== Work to be completed ==
In the copy, keep every record exact and leave out all images.

== Data for this task ==

start

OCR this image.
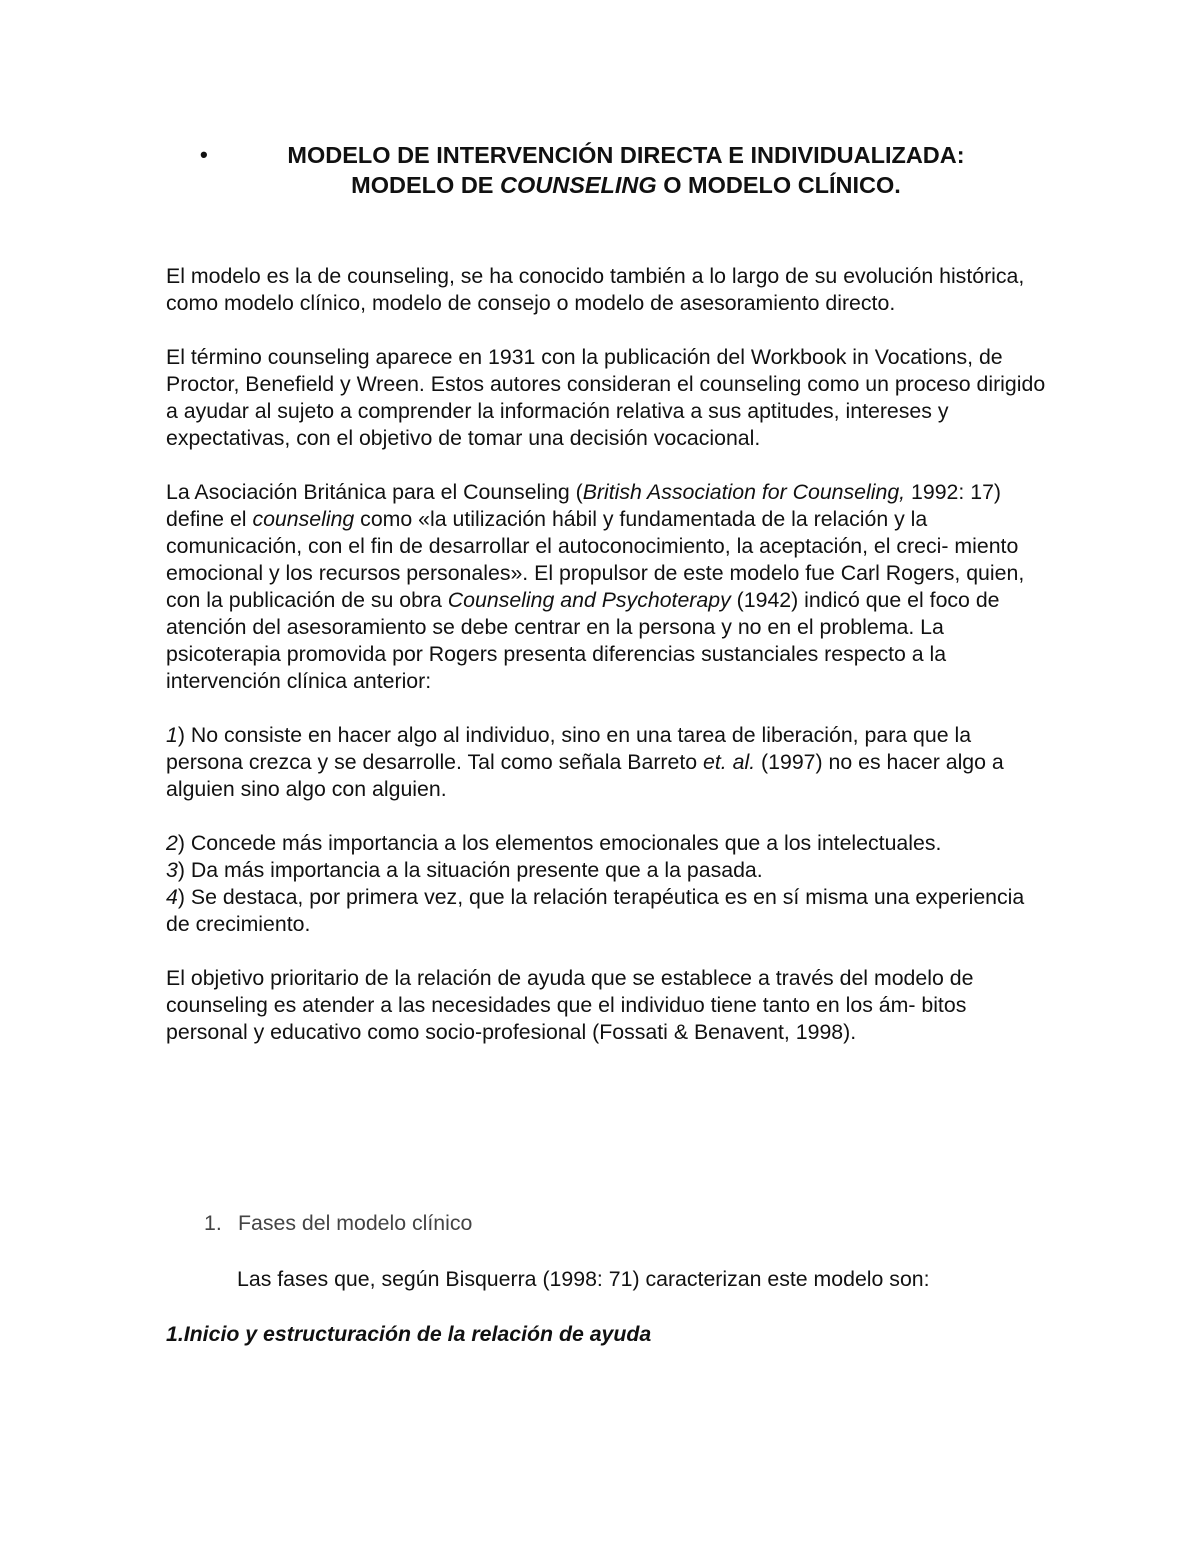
•	MODELO DE INTERVENCIÓN DIRECTA E INDIVIDUALIZADA:
MODELO DE COUNSELING O MODELO CLÍNICO.

El modelo es la de counseling, se ha conocido también a lo largo de su evolución histórica, como modelo clínico, modelo de consejo o modelo de asesoramiento directo.

El término counseling aparece en 1931 con la publicación del Workbook in Vocations, de Proctor, Benefield y Wreen. Estos autores consideran el counseling como un proceso dirigido a ayudar al sujeto a comprender la información relativa a sus aptitudes, intereses y expectativas, con el objetivo de tomar una decisión vocacional.

La Asociación Británica para el Counseling (British Association for Counseling, 1992: 17) define el counseling como «la utilización hábil y fundamentada de la relación y la comunicación, con el fin de desarrollar el autoconocimiento, la aceptación, el creci- miento emocional y los recursos personales». El propulsor de este modelo fue Carl Rogers, quien, con la publicación de su obra Counseling and Psychoterapy (1942) indicó que el foco de atención del asesoramiento se debe centrar en la persona y no en el problema. La psicoterapia promovida por Rogers presenta diferencias sustanciales respecto a la intervención clínica anterior:

1) No consiste en hacer algo al individuo, sino en una tarea de liberación, para que la persona crezca y se desarrolle. Tal como señala Barreto et. al. (1997) no es hacer algo a alguien sino algo con alguien.

2) Concede más importancia a los elementos emocionales que a los intelectuales.

3) Da más importancia a la situación presente que a la pasada.

4) Se destaca, por primera vez, que la relación terapéutica es en sí misma una experiencia de crecimiento.

El objetivo prioritario de la relación de ayuda que se establece a través del modelo de counseling es atender a las necesidades que el individuo tiene tanto en los ám- bitos personal y educativo como socio-profesional (Fossati & Benavent, 1998).

1. Fases del modelo clínico
Las fases que, según Bisquerra (1998: 71) caracterizan este modelo son:
1.Inicio y estructuración de la relación de ayuda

end

== Answer in full ==
OCR this image.
•	MODELO DE INTERVENCIÓN DIRECTA E INDIVIDUALIZADA:
MODELO DE COUNSELING O MODELO CLÍNICO.

El modelo es la de counseling, se ha conocido también a lo largo de su evolución histórica, como modelo clínico, modelo de consejo o modelo de asesoramiento directo.

El término counseling aparece en 1931 con la publicación del Workbook in Vocations, de Proctor, Benefield y Wreen. Estos autores consideran el counseling como un proceso dirigido a ayudar al sujeto a comprender la información relativa a sus aptitudes, intereses y expectativas, con el objetivo de tomar una decisión vocacional.

La Asociación Británica para el Counseling (British Association for Counseling, 1992: 17) define el counseling como «la utilización hábil y fundamentada de la relación y la comunicación, con el fin de desarrollar el autoconocimiento, la aceptación, el creci- miento emocional y los recursos personales». El propulsor de este modelo fue Carl Rogers, quien, con la publicación de su obra Counseling and Psychoterapy (1942) indicó que el foco de atención del asesoramiento se debe centrar en la persona y no en el problema. La psicoterapia promovida por Rogers presenta diferencias sustanciales respecto a la intervención clínica anterior:

1) No consiste en hacer algo al individuo, sino en una tarea de liberación, para que la persona crezca y se desarrolle. Tal como señala Barreto et. al. (1997) no es hacer algo a alguien sino algo con alguien.

2) Concede más importancia a los elementos emocionales que a los intelectuales.

3) Da más importancia a la situación presente que a la pasada.

4) Se destaca, por primera vez, que la relación terapéutica es en sí misma una experiencia de crecimiento.

El objetivo prioritario de la relación de ayuda que se establece a través del modelo de counseling es atender a las necesidades que el individuo tiene tanto en los ám- bitos personal y educativo como socio-profesional (Fossati & Benavent, 1998).

1. Fases del modelo clínico
Las fases que, según Bisquerra (1998: 71) caracterizan este modelo son:
1.Inicio y estructuración de la relación de ayuda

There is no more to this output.